Problem to solve
Find the lines holding the string "JSON" in the data, then copy all of them.

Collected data
..............................

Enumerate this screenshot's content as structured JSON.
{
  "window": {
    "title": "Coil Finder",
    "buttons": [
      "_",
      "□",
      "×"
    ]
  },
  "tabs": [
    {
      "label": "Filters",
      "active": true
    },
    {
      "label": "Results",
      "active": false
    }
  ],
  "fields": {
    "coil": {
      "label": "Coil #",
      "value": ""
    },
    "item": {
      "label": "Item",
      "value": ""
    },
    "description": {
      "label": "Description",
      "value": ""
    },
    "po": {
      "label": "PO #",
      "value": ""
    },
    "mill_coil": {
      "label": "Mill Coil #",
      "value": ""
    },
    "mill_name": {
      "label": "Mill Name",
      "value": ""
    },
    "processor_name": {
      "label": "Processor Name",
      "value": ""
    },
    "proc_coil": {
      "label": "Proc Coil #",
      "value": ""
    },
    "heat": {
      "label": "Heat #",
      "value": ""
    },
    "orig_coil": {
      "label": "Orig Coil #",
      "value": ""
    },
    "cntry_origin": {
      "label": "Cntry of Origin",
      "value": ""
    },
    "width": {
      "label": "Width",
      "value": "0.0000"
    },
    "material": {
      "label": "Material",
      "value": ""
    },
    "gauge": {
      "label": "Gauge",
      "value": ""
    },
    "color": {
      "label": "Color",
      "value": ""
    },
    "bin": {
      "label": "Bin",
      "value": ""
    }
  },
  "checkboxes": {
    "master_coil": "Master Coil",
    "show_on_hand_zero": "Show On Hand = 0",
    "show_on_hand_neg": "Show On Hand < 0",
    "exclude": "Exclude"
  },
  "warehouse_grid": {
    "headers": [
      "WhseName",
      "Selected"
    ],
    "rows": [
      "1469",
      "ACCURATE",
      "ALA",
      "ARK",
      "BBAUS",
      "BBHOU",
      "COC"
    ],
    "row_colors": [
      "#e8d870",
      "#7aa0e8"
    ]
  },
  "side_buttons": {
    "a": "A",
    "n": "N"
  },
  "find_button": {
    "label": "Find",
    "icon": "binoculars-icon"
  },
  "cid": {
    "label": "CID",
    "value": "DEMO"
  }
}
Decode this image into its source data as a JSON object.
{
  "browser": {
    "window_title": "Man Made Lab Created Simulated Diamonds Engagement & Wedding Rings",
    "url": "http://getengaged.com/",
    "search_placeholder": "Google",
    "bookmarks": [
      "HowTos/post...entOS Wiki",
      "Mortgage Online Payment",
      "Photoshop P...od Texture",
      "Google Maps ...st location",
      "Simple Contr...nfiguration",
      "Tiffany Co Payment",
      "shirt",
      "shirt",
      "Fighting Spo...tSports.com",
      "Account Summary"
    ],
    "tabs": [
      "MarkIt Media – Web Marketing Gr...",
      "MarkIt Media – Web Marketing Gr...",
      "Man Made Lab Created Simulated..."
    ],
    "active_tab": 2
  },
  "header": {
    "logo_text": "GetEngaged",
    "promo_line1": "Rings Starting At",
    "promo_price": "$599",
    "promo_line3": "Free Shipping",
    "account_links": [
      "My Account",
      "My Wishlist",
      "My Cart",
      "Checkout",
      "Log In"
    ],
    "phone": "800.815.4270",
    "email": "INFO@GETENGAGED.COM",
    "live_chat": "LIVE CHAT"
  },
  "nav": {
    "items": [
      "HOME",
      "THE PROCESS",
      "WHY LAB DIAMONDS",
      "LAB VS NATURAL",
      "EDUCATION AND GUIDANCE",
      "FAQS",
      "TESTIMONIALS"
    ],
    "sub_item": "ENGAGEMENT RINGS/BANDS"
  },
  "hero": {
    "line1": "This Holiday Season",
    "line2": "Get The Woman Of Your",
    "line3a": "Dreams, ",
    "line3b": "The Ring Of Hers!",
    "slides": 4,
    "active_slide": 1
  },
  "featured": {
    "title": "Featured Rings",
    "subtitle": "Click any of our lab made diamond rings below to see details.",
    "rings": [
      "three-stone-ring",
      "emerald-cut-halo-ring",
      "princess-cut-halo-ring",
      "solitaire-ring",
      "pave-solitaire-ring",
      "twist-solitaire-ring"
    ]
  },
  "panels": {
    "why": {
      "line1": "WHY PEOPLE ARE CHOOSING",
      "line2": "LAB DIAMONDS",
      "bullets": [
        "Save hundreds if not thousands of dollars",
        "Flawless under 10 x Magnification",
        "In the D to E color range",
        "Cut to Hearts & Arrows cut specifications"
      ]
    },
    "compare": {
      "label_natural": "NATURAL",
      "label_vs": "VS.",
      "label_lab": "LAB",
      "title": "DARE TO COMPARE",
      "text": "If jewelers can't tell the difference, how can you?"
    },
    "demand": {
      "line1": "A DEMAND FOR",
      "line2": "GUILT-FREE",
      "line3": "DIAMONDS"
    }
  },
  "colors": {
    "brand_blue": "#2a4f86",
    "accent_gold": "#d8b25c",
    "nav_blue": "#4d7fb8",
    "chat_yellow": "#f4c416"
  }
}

..............................

Response to this exercise
Enumerate this screenshot's content as structured JSON.
Decode this image into its source data as a JSON object.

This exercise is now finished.